┏━━

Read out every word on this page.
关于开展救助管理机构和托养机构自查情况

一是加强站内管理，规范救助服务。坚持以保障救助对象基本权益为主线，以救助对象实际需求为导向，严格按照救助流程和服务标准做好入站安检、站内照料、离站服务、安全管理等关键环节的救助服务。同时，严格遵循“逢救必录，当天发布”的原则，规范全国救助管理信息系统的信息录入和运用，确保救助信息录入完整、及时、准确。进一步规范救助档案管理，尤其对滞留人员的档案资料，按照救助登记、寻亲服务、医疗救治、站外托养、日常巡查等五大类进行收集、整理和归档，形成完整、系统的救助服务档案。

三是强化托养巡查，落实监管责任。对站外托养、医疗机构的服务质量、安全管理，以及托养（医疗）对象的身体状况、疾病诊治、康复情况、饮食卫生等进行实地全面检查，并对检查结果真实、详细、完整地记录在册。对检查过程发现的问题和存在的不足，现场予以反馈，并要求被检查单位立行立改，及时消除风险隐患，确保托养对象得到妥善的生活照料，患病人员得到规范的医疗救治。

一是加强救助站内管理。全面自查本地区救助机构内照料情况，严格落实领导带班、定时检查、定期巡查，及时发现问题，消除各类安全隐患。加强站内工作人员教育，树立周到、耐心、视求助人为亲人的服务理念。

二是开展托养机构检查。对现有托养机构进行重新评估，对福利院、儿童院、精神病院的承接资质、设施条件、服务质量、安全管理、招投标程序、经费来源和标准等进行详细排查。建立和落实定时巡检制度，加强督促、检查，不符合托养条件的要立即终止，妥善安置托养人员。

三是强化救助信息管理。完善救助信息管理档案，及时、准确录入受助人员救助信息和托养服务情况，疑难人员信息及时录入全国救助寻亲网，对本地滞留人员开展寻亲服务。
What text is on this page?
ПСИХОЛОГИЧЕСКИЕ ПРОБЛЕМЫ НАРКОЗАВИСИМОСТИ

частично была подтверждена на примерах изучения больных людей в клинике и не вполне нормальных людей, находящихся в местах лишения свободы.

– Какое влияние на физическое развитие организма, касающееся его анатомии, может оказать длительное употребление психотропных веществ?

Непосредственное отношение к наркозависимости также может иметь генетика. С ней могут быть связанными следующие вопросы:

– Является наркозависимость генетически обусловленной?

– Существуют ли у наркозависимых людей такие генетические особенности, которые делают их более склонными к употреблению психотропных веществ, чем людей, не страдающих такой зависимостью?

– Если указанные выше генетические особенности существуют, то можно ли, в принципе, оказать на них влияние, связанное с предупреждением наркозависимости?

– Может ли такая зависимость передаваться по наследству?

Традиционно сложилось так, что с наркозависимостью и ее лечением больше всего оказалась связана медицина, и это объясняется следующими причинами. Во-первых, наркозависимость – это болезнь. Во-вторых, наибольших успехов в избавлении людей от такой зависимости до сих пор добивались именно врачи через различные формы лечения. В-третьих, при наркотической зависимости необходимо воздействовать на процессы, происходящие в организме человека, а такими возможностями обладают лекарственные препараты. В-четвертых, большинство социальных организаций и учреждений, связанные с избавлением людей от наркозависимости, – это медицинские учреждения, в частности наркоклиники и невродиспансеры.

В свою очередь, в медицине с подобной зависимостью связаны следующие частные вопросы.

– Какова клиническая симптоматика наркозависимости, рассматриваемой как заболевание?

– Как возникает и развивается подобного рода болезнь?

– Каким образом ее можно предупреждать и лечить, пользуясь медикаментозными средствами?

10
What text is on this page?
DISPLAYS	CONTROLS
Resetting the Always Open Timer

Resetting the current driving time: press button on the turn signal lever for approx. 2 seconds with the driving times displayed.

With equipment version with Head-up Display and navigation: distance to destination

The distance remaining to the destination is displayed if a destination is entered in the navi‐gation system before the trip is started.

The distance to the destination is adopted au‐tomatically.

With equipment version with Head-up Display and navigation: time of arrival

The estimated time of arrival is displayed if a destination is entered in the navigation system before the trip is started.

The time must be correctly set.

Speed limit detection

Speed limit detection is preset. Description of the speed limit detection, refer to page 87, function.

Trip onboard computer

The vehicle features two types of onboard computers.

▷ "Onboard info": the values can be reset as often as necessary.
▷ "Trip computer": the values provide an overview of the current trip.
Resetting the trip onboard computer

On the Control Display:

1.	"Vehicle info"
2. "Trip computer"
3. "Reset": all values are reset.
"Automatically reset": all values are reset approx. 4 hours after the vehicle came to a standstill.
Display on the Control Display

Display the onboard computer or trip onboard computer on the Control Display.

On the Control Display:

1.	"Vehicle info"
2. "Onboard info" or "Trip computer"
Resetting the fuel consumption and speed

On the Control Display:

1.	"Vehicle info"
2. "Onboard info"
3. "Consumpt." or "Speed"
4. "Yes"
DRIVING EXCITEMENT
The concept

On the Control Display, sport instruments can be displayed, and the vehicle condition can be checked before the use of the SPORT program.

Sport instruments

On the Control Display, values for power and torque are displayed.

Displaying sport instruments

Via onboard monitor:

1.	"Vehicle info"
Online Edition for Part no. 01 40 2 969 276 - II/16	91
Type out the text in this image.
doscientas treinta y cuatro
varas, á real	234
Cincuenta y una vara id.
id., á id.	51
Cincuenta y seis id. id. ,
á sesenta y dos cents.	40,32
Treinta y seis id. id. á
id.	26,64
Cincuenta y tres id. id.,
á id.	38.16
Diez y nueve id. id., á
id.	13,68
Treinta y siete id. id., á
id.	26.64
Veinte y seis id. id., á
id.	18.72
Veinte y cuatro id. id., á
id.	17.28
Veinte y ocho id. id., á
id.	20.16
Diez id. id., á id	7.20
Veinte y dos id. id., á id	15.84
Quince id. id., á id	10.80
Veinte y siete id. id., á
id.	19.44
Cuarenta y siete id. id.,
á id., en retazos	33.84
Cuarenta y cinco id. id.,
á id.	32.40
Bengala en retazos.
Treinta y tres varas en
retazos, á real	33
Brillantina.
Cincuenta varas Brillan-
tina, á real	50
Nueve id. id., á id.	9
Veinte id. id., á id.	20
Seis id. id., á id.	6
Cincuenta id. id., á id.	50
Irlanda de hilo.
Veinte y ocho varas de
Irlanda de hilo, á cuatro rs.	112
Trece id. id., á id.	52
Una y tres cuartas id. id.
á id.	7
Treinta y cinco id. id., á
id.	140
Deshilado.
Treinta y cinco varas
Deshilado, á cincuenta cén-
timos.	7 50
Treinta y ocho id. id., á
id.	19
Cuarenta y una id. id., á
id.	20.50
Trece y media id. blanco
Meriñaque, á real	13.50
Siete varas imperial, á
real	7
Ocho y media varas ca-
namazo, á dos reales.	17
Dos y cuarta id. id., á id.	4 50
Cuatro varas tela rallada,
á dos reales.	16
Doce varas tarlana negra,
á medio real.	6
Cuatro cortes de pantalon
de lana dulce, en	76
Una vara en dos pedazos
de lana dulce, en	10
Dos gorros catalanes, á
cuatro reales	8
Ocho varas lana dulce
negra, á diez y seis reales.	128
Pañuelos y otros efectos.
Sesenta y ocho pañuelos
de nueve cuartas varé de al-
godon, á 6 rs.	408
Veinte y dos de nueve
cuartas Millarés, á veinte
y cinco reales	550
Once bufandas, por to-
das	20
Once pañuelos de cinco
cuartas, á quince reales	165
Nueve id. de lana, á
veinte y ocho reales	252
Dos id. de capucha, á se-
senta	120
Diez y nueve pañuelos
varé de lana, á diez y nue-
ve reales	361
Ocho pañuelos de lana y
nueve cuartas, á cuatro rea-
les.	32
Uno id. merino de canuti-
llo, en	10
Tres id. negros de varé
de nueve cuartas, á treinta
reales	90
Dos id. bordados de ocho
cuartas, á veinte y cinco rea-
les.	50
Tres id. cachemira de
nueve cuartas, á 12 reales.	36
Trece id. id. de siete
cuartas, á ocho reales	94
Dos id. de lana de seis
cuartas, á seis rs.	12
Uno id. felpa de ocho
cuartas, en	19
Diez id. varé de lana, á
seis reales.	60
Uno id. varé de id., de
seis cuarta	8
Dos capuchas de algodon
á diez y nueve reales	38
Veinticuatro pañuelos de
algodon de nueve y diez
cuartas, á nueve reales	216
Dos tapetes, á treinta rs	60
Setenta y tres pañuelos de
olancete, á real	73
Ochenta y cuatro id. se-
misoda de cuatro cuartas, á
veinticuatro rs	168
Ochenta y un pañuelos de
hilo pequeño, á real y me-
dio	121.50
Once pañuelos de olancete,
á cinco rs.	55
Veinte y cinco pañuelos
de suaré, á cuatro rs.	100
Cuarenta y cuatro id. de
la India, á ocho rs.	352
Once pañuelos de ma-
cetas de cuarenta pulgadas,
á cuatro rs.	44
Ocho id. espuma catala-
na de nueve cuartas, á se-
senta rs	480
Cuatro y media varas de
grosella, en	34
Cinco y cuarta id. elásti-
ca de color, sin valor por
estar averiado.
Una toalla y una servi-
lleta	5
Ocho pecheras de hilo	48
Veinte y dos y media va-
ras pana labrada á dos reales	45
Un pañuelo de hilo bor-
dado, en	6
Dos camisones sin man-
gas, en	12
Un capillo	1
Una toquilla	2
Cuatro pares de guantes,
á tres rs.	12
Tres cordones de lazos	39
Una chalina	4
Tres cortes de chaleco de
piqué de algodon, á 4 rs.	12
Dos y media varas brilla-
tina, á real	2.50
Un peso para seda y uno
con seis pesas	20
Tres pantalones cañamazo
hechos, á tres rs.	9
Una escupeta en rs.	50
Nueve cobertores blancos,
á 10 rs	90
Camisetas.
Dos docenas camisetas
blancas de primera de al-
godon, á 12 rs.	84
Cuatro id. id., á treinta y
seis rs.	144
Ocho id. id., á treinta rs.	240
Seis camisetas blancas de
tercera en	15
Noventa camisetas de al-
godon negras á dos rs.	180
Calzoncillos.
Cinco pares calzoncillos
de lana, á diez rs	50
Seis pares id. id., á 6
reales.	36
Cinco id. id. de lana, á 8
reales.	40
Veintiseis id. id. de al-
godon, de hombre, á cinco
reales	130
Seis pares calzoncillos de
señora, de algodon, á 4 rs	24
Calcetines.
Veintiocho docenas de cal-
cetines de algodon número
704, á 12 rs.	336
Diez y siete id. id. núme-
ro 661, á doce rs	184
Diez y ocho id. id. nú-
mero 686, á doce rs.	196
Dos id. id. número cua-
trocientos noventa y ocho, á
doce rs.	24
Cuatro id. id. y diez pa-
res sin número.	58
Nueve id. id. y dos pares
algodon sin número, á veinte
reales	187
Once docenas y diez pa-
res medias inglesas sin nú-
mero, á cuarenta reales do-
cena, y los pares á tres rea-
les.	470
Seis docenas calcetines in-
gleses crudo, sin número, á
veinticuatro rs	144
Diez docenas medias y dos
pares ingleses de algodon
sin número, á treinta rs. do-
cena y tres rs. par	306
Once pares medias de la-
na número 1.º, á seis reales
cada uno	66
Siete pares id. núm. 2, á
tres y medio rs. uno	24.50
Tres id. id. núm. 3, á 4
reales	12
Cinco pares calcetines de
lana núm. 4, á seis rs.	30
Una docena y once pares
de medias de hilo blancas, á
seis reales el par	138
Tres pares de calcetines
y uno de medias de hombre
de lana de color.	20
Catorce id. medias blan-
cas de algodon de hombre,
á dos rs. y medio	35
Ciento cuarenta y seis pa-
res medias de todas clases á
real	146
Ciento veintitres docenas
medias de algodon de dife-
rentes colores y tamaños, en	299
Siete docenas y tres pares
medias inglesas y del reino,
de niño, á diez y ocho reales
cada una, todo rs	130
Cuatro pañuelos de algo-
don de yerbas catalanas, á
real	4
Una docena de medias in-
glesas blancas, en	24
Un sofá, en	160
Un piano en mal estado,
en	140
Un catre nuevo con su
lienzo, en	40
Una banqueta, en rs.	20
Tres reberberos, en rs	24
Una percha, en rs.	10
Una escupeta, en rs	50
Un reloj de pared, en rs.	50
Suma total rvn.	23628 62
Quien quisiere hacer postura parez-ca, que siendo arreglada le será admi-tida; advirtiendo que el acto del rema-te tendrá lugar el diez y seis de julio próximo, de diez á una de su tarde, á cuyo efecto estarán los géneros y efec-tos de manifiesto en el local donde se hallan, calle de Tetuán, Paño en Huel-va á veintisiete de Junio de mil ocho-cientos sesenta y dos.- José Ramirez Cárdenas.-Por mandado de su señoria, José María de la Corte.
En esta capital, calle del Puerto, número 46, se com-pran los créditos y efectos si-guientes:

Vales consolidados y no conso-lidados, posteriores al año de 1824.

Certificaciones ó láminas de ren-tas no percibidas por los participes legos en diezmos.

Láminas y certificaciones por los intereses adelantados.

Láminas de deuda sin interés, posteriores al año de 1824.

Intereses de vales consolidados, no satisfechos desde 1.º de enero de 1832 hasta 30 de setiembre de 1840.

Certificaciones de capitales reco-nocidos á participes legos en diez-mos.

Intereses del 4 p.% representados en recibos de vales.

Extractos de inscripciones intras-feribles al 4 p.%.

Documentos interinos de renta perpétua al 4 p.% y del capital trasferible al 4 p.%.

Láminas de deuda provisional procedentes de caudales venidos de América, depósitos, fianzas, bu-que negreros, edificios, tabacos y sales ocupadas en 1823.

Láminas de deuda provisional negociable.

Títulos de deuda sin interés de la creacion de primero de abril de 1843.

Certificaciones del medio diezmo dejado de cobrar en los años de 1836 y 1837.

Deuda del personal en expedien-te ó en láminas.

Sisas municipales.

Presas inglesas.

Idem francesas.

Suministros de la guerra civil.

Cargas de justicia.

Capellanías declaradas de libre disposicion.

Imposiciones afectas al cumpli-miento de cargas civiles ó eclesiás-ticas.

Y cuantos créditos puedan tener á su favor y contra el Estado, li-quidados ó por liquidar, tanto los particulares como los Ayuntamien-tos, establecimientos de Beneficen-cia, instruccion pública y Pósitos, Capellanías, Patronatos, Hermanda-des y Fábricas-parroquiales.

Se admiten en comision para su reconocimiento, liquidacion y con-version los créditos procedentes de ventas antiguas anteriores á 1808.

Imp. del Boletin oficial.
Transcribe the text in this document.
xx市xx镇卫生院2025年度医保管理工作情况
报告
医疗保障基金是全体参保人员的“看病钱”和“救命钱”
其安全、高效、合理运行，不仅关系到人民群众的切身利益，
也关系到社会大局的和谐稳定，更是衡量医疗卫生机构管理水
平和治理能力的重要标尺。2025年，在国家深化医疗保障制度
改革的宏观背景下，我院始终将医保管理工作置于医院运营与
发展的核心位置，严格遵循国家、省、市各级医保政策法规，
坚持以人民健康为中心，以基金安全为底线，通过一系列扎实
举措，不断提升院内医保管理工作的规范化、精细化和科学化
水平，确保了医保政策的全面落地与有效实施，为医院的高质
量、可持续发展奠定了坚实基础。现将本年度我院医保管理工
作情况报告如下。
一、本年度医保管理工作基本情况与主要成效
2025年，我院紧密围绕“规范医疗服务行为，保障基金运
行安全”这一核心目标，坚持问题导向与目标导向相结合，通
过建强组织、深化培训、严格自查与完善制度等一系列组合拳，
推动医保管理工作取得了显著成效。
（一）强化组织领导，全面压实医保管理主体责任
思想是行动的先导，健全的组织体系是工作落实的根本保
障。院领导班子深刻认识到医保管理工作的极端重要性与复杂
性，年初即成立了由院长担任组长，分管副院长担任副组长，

┗━━

Set problem
Set down, exactly and in full, the lines from the one containing "Transcribe the text in this document." through the end of the entries; no other line belongs.

Response
Transcribe the text in this document.
xx市xx镇卫生院2025年度医保管理工作情况
报告
医疗保障基金是全体参保人员的“看病钱”和“救命钱”
其安全、高效、合理运行，不仅关系到人民群众的切身利益，
也关系到社会大局的和谐稳定，更是衡量医疗卫生机构管理水
平和治理能力的重要标尺。2025年，在国家深化医疗保障制度
改革的宏观背景下，我院始终将医保管理工作置于医院运营与
发展的核心位置，严格遵循国家、省、市各级医保政策法规，
坚持以人民健康为中心，以基金安全为底线，通过一系列扎实
举措，不断提升院内医保管理工作的规范化、精细化和科学化
水平，确保了医保政策的全面落地与有效实施，为医院的高质
量、可持续发展奠定了坚实基础。现将本年度我院医保管理工
作情况报告如下。
一、本年度医保管理工作基本情况与主要成效
2025年，我院紧密围绕“规范医疗服务行为，保障基金运
行安全”这一核心目标，坚持问题导向与目标导向相结合，通
过建强组织、深化培训、严格自查与完善制度等一系列组合拳，
推动医保管理工作取得了显著成效。
（一）强化组织领导，全面压实医保管理主体责任
思想是行动的先导，健全的组织体系是工作落实的根本保
障。院领导班子深刻认识到医保管理工作的极端重要性与复杂
性，年初即成立了由院长担任组长，分管副院长担任副组长，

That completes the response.